Your goal:
Please read the text below on Teilhard de Chardin. Where was he sent after he began writing about spirituality?

Text:
--------------------------------
You should check all of my facts here and draw your own conclusions. Nothing I said here necessarily cancels out everything the Church has ever done. It shouldn’t change your relationship to your favorite parable or the community you consider your spiritual home. For me, it led to questions and it was the reaction to those questions from church leaders that eventually led to my lack of a belief in the divinity of Jesus and ultimately anything supernatural.
Theologians throughout the ages have attempted to straddle the worlds of belief and non-belief, of faith and reason. Thomas Aquinas was banned by the Catholic Church for his writings on this and then given sainthood not long after his death. In the last century, Catholic monk Teilhard de Chardin was told not to publish his thoughts on bridging these two worlds, but not long after he died, a friend published his works, (according to Teilhard’s wishes) and some gave him credit for contributing to the liberal ideas expressed at Vatican II. I find these philosophical thought experiments interesting, and although many do not, and even though I can show they ultimately don’t lead to a conclusion, I also hope to show that having the discussion has brought the people who hold those opposing beliefs closer together so we can work on the common goals.
Chardin became a Catholic monk not long after the turn of the 20th century and then began writing about his thoughts about spirituality. He was rewarded by being sent to a remote monastery in China. That’s sarcasm in case you didn’t catch it. He was also a paleontologist and his work with hominid fossils brought him a degree of fame. Evolution was a big challenge to the church at the time, and here was one of their own making strides in that area. As a contemplative and peaceful man, outwardly it appeared he was at peace with this. We can only speculate how it felt to him to have to choose between expressing his most important thoughts openly and keeping his job and position in the Church that he loved.
Teilhard tried to harmonize evolution and creation by saying that God does the creation thing while evolution builds the physical world. The two are not separate, but happening together all the time. God created and continues to create the world, and evolution is the mechanism that moves that creation forward. Our conscious is part of that evolution, so we have become co-creators with God. There isn’t one without the other, just as exhaling and inhaling are needed for there to be breath.
For him, this helped to solve the problem of evil in the world. The existence of evil is used as an argument that an all loving and all knowing God does not exist, because if one did, it would not allow such pain and suffering. Teilhard said that God does not will that suffering occurs. God is not intervening in the world on a regular basis to cause people pain because of something they did. Rather, God sets the world in motion toward the end, which is a world without suffering, but it is not possible to create that world without going through the suffering. We are part of the creation as it is occurring so we are experiencing what is required for it to happen. Since we are part of it, it becomes our job to prevent or at least reduce suffering, and we evolve skills and strategies to do just that.
I think it’s pretty clear why his ideas were not accepted by the Church. He disrupts the prescribed need to get you to go to confession every week. Less clear is why he decided to remain a monk his entire life and accept their condemnations of his writings and not be able to have them published until he was dead. He obviously wanted his ideas shared even knowing we would never be able to ask a follow up question.
--------------------------------
Provided records:

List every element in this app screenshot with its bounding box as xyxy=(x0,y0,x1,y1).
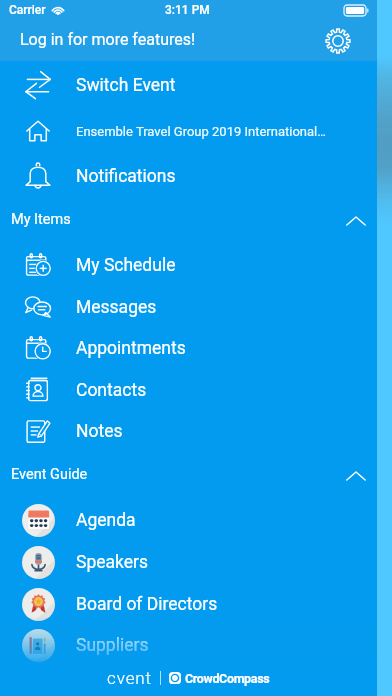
button[interactable]: Speakers xyxy=(0,541,377,583)
staticText: Messages xyxy=(76,297,157,318)
staticText: Suppliers xyxy=(76,635,149,656)
button[interactable]: Notes xyxy=(0,410,377,452)
staticText: cvent xyxy=(107,668,152,688)
button[interactable]: Contacts xyxy=(0,369,377,411)
button[interactable]: Log in for more features! xyxy=(0,0,377,61)
button[interactable]: Messages xyxy=(0,286,377,328)
other: Collapse section xyxy=(340,205,372,237)
button[interactable]: Appointments xyxy=(0,327,377,369)
button[interactable]: My Items xyxy=(0,204,377,238)
button[interactable]: Board of Directors xyxy=(0,583,377,625)
button[interactable]: Switch Event xyxy=(0,64,377,106)
staticText: Board of Directors xyxy=(76,594,218,615)
staticText: CrowdCompass xyxy=(185,671,270,686)
staticText: Notes xyxy=(76,421,123,442)
button[interactable]: Notifications xyxy=(0,155,377,197)
staticText: Agenda xyxy=(76,510,136,531)
button[interactable]: Ensemble Travel Group 2019 International… xyxy=(0,110,377,152)
staticText: Appointments xyxy=(76,338,186,359)
staticText: Notifications xyxy=(76,166,176,187)
staticText: Speakers xyxy=(76,552,148,573)
staticText: Carrier xyxy=(9,3,46,17)
button[interactable]: Event Guide xyxy=(0,459,377,493)
other: Collapse section xyxy=(340,460,372,492)
button[interactable]: Suppliers xyxy=(0,624,377,666)
button[interactable]: My Schedule xyxy=(0,244,377,286)
staticText: My Items xyxy=(11,211,71,228)
staticText: Ensemble Travel Group 2019 International… xyxy=(76,124,326,139)
staticText: 3:11 PM xyxy=(165,3,210,17)
staticText: Log in for more features! xyxy=(20,30,196,49)
staticText: Contacts xyxy=(76,380,147,401)
button[interactable]: Settings xyxy=(321,24,355,58)
staticText: My Schedule xyxy=(76,255,176,276)
staticText: Event Guide xyxy=(11,466,88,483)
button[interactable]: Agenda xyxy=(0,499,377,541)
staticText: Switch Event xyxy=(76,75,176,96)
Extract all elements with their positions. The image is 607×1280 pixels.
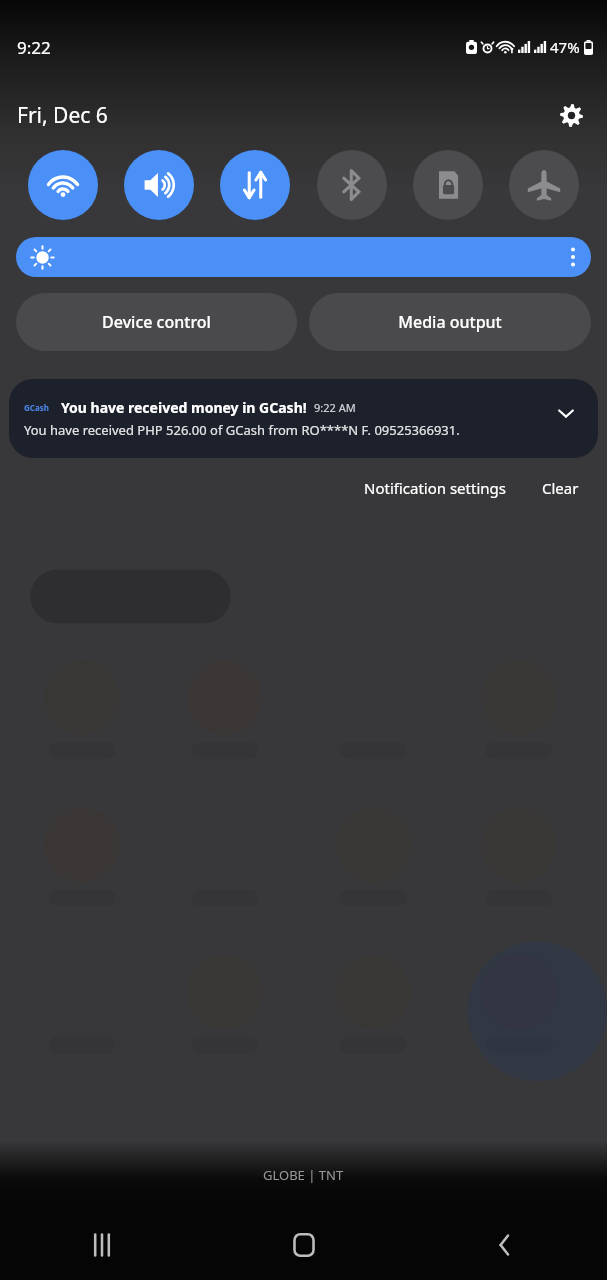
- staticText: You have received money in GCash!: [61, 398, 307, 417]
- staticText: 9:22: [17, 36, 51, 59]
- button[interactable]: Notification settings: [356, 472, 514, 504]
- staticText: GCash: [24, 402, 49, 413]
- button[interactable]: Back: [405, 1210, 607, 1280]
- button[interactable]: Bluetooth: [317, 150, 387, 220]
- button[interactable]: Home: [203, 1210, 405, 1280]
- staticText: You have received PHP 526.00 of GCash fr…: [24, 421, 460, 439]
- button[interactable]: Airplane mode: [509, 150, 579, 220]
- button[interactable]: Expand notification: [546, 393, 586, 433]
- button[interactable]: Mobile data: [220, 150, 290, 220]
- staticText: Media output: [398, 311, 502, 333]
- staticText: Device control: [102, 311, 211, 333]
- staticText: 9:22 AM: [314, 400, 356, 415]
- button[interactable]: Sound: [124, 150, 194, 220]
- staticText: Notification settings: [364, 478, 506, 498]
- button[interactable]: Clear: [534, 472, 587, 504]
- button[interactable]: Media output: [309, 293, 591, 351]
- button[interactable]: SIM lock: [413, 150, 483, 220]
- staticText: 47%: [550, 37, 580, 57]
- staticText: Fri, Dec 6: [17, 101, 108, 130]
- button[interactable]: Device control: [16, 293, 297, 351]
- button[interactable]: Wi-Fi: [28, 150, 98, 220]
- button[interactable]: Recent apps: [0, 1210, 203, 1280]
- button[interactable]: GCash: [9, 379, 598, 458]
- staticText: Clear: [542, 478, 579, 498]
- button[interactable]: Settings: [547, 91, 595, 139]
- staticText: GLOBE | TNT: [263, 1166, 344, 1184]
- button[interactable]: Brightness: [16, 237, 591, 277]
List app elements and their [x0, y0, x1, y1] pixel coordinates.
--------------------------------
Correct answer:
To a remote monastery in China.